» RECORDED INFORMATION
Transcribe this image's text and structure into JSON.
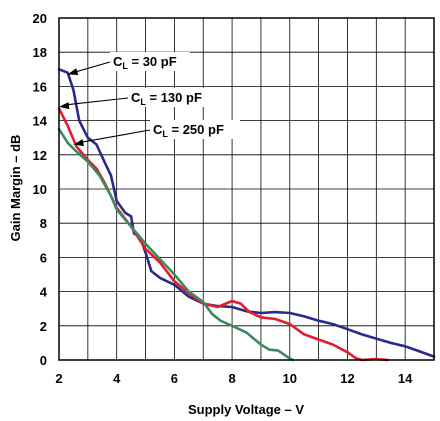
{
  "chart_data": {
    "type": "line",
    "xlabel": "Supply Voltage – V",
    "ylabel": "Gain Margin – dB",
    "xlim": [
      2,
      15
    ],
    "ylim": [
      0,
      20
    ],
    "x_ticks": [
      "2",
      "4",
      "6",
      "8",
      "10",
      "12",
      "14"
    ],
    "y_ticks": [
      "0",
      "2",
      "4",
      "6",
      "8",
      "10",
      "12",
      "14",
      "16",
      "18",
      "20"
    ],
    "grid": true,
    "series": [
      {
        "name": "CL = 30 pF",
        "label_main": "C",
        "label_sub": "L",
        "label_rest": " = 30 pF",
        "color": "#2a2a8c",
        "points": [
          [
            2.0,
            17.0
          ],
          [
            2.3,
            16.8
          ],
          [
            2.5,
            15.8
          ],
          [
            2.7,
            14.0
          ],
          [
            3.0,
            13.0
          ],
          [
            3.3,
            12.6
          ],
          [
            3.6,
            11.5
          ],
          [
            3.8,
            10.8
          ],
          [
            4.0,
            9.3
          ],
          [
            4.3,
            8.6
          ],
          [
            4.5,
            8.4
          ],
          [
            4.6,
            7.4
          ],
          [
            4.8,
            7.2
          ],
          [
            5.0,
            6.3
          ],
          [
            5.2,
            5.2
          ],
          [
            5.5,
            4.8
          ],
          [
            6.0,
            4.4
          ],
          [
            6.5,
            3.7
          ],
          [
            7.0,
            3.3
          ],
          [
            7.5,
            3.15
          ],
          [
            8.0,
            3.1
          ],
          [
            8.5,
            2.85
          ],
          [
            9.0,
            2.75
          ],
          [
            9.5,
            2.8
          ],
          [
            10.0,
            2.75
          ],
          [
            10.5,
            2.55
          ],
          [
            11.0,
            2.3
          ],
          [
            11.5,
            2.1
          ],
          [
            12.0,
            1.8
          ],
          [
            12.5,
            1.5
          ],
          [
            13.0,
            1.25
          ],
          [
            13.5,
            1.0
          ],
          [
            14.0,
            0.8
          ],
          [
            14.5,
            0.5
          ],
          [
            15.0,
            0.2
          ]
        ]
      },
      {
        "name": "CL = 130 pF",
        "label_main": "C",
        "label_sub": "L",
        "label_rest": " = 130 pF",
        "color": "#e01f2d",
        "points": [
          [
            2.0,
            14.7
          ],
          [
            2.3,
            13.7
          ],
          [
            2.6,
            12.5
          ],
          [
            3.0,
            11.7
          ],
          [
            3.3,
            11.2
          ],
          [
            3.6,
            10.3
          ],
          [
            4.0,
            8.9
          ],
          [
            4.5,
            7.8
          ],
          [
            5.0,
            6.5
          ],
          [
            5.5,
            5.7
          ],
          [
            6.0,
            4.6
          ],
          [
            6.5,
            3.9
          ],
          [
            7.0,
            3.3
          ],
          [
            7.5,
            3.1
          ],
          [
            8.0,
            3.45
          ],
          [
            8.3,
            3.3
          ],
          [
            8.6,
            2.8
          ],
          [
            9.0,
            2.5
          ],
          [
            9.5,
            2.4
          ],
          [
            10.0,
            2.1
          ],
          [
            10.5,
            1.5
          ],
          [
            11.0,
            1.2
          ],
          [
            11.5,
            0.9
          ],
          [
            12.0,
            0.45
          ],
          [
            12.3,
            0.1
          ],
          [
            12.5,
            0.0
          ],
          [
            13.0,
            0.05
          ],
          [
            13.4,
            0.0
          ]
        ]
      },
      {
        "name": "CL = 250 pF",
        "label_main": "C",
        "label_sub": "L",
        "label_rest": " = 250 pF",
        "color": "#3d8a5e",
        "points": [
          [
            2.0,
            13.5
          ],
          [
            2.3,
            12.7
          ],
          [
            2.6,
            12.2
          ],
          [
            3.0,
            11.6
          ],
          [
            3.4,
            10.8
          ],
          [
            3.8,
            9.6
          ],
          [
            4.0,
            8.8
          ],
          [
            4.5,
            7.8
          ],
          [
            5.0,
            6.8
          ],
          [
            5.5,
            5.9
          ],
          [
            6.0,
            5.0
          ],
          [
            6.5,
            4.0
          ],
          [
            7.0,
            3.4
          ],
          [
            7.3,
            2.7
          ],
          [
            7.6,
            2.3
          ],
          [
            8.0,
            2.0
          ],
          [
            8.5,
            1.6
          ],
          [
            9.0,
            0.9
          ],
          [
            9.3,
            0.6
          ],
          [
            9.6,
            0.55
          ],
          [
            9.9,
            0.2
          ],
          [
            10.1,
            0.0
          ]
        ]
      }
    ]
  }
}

» DIRECTION
Look through the data and gather every line with the string "color" in it.

» SOLUTION
        "color": "#2a2a8c",
        "color": "#e01f2d",
        "color": "#3d8a5e",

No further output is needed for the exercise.